Problem to work on → Copy, from the entries below, each line where the word "langsung" can be found.
* START Dataset records *
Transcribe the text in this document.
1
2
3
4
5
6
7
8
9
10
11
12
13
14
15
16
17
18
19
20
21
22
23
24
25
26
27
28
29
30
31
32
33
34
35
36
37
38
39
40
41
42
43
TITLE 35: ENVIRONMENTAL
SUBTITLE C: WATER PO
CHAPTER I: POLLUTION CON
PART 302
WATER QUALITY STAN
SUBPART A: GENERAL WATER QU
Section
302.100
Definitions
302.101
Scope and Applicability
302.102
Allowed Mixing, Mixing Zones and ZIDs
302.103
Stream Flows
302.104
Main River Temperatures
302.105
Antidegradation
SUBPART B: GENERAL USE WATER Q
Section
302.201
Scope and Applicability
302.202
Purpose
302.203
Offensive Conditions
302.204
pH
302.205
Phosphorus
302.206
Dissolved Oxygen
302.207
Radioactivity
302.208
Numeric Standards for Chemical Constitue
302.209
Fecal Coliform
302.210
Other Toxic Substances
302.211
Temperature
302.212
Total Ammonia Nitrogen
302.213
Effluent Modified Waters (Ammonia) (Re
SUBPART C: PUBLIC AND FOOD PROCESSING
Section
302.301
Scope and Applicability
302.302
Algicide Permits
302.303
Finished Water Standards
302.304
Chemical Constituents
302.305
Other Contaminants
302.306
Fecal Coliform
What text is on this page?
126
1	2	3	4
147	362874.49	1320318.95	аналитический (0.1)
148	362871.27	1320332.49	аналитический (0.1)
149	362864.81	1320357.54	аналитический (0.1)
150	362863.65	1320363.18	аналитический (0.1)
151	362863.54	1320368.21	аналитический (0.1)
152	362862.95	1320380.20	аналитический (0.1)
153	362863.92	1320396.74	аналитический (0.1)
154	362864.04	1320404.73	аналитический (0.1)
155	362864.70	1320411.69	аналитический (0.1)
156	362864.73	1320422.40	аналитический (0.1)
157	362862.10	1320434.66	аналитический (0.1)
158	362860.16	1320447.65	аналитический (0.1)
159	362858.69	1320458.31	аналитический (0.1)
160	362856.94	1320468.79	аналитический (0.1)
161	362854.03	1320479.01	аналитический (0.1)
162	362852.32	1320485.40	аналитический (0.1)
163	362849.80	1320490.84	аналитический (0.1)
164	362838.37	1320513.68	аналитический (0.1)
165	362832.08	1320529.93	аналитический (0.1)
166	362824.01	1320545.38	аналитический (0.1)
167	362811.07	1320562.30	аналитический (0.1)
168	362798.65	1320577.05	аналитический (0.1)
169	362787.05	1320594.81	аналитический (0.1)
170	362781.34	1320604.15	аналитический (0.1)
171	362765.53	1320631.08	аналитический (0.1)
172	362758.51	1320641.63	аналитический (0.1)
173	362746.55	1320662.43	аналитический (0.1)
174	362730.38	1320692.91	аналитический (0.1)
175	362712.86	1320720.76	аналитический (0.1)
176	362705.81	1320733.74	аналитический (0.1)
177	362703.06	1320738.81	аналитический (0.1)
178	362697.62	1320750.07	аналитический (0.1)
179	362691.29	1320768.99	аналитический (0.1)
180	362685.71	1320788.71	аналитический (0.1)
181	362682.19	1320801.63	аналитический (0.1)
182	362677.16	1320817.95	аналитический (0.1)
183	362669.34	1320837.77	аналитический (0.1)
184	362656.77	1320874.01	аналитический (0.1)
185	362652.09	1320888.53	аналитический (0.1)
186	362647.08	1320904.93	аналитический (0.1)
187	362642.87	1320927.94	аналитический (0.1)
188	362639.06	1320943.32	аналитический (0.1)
* END Dataset records *
* START Dataset records *
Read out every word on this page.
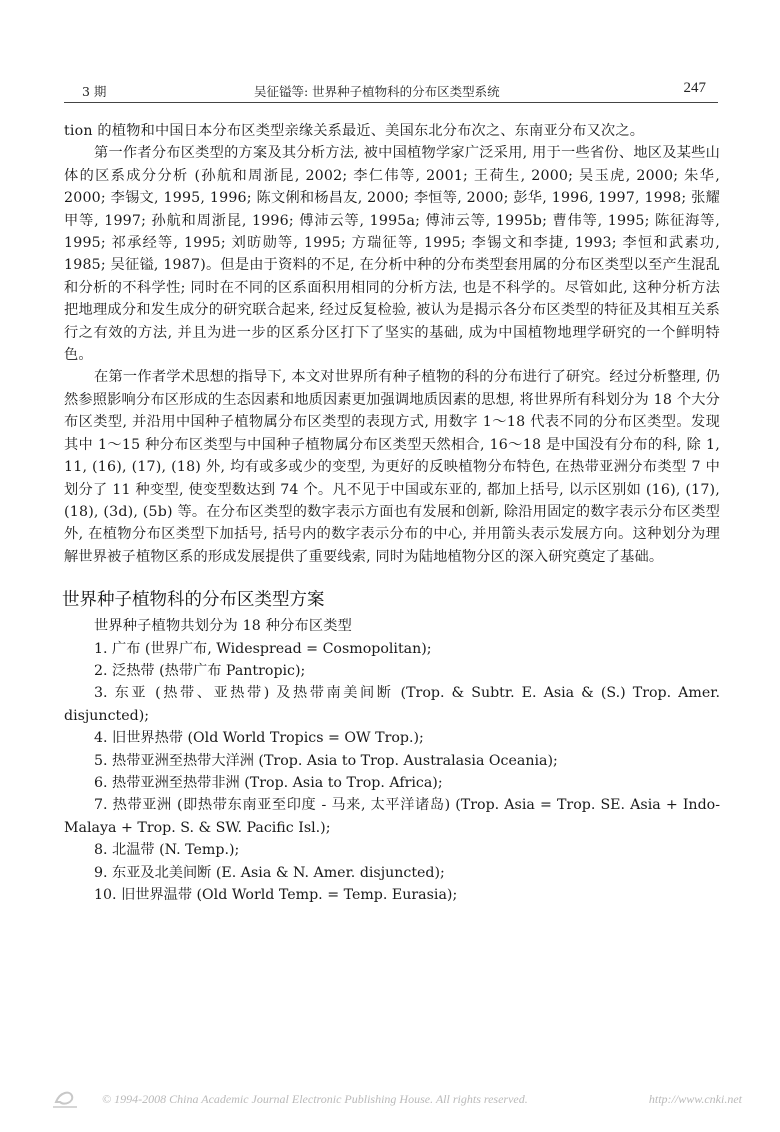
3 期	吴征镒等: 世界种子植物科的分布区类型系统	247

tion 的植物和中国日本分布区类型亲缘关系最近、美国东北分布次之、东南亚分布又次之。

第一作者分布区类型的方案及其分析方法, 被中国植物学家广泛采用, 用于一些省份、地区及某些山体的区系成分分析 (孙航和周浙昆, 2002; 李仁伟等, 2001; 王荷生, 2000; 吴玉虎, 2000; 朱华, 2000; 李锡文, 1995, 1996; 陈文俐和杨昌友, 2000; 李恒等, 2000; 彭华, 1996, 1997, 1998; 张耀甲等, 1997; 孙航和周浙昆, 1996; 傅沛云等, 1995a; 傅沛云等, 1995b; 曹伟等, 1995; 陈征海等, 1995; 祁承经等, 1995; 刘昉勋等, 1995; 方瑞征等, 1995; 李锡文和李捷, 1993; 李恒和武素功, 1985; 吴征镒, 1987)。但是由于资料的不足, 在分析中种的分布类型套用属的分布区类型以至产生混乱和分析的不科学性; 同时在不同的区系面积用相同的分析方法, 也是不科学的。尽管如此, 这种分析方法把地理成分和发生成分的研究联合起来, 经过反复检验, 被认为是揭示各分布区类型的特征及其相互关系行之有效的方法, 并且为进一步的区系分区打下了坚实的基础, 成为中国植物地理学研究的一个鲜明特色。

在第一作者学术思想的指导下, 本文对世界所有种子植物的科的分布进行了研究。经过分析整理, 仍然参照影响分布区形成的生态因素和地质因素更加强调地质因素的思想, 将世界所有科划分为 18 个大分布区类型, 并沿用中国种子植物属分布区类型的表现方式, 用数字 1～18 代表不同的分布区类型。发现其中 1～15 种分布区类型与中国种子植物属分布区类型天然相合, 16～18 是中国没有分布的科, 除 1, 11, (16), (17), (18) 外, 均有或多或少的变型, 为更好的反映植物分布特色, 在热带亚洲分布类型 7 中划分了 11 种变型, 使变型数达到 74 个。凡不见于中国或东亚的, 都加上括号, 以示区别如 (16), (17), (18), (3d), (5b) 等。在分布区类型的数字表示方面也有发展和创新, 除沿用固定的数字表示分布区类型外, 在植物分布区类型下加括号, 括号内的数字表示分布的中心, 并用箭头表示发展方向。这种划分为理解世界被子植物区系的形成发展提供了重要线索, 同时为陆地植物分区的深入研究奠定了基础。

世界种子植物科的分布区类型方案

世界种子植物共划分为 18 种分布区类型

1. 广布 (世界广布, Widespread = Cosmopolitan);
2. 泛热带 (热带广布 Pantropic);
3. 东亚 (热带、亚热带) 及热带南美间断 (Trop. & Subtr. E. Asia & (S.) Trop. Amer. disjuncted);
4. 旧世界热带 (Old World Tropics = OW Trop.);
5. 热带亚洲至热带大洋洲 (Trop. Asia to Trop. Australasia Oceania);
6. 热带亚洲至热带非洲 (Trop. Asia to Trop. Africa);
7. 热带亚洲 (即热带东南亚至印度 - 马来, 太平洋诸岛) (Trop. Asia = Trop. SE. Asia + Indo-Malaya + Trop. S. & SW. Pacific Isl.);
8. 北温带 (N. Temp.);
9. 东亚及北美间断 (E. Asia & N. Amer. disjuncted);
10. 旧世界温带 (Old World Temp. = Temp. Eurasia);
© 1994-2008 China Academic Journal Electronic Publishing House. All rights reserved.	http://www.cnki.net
* END Dataset records *
* START Dataset records *
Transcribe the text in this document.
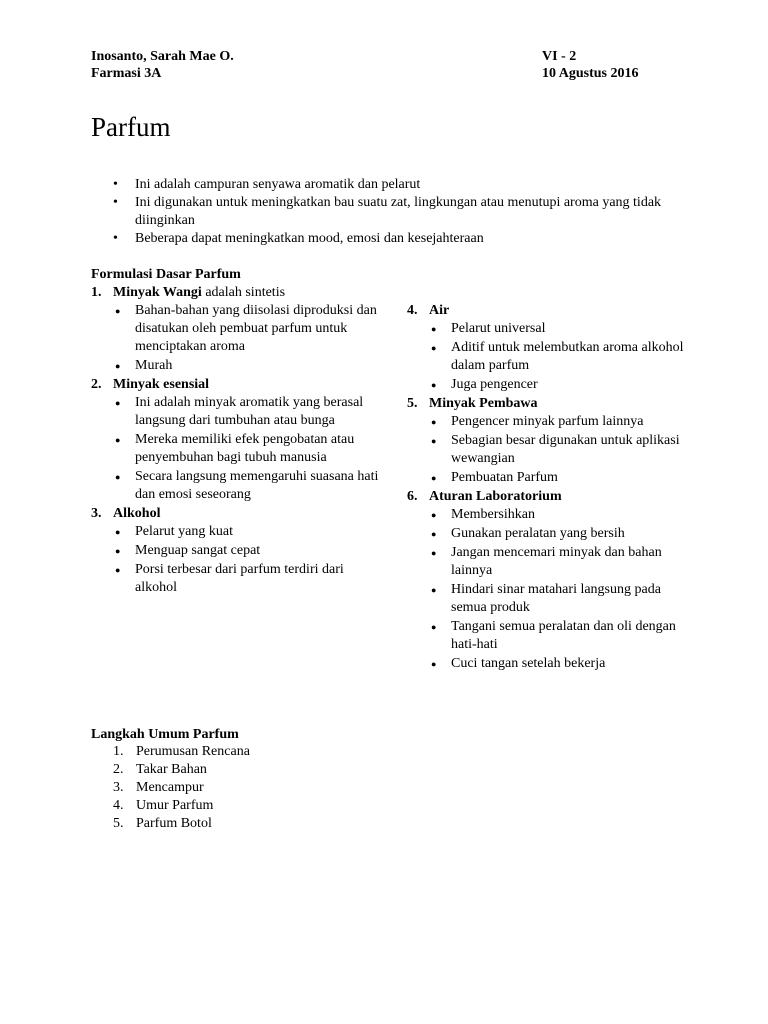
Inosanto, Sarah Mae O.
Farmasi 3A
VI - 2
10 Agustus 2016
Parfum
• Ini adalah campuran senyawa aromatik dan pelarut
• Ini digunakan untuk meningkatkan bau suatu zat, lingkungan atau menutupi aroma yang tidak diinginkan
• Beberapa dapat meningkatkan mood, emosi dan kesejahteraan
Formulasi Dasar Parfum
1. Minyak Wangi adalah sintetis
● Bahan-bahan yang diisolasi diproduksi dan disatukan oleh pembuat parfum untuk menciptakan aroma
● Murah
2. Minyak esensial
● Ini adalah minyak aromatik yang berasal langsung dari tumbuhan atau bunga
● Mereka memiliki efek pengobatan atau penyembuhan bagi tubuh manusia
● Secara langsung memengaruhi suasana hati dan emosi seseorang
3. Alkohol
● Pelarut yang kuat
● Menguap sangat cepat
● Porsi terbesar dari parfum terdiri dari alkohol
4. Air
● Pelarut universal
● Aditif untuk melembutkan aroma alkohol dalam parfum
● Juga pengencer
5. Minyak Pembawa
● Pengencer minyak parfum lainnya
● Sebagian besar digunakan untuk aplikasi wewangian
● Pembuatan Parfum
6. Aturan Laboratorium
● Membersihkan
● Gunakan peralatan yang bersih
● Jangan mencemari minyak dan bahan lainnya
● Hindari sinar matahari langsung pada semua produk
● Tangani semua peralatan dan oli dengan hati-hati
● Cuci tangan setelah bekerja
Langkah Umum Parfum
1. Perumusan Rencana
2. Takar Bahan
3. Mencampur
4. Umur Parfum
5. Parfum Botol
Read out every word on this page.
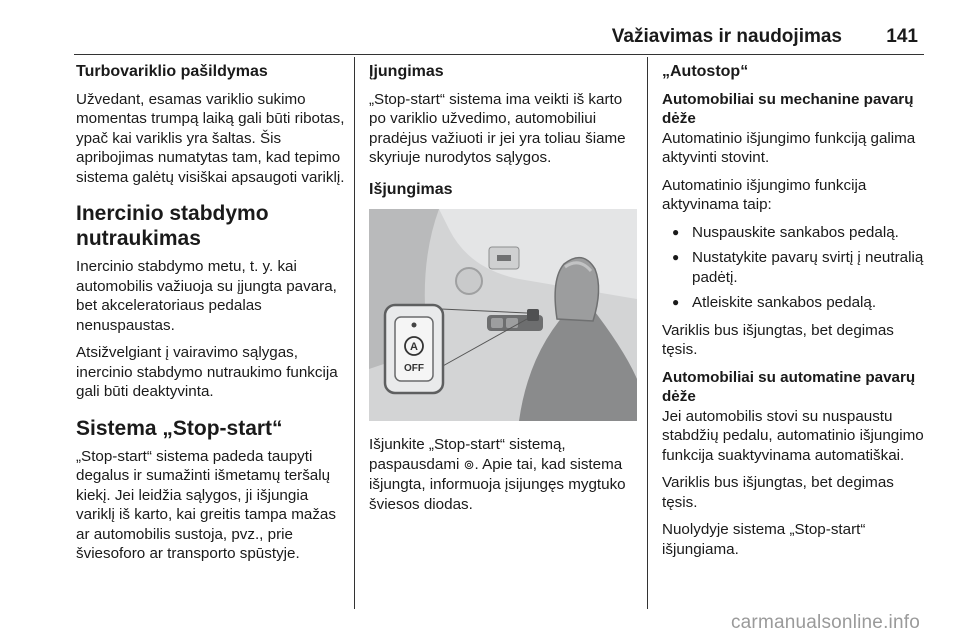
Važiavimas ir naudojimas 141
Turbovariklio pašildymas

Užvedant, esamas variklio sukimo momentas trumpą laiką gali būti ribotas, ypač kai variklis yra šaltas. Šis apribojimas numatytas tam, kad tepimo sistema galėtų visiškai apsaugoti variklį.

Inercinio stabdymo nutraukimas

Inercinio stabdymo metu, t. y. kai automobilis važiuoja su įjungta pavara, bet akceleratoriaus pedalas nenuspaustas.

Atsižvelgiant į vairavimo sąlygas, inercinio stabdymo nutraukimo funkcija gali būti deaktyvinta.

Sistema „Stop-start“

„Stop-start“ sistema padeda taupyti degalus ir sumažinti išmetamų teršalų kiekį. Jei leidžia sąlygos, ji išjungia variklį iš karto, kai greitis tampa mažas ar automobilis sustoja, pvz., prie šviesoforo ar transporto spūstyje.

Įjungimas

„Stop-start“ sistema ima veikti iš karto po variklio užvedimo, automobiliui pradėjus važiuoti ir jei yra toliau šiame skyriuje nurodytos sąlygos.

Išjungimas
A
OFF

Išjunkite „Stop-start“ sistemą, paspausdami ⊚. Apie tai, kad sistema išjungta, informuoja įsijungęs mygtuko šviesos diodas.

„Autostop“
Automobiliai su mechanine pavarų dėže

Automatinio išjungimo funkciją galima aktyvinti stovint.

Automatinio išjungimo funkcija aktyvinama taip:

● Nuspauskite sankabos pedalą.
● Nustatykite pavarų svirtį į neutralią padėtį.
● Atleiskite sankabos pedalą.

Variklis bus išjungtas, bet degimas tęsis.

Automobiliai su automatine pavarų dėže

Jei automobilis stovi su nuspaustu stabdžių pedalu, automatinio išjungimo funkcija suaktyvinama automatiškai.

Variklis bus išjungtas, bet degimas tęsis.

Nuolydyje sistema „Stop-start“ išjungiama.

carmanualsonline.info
* END Dataset records *
Response to the exercise →
● Ini adalah minyak aromatik yang berasal langsung dari tumbuhan atau bunga
● Secara langsung memengaruhi suasana hati dan emosi seseorang
● Hindari sinar matahari langsung pada semua produk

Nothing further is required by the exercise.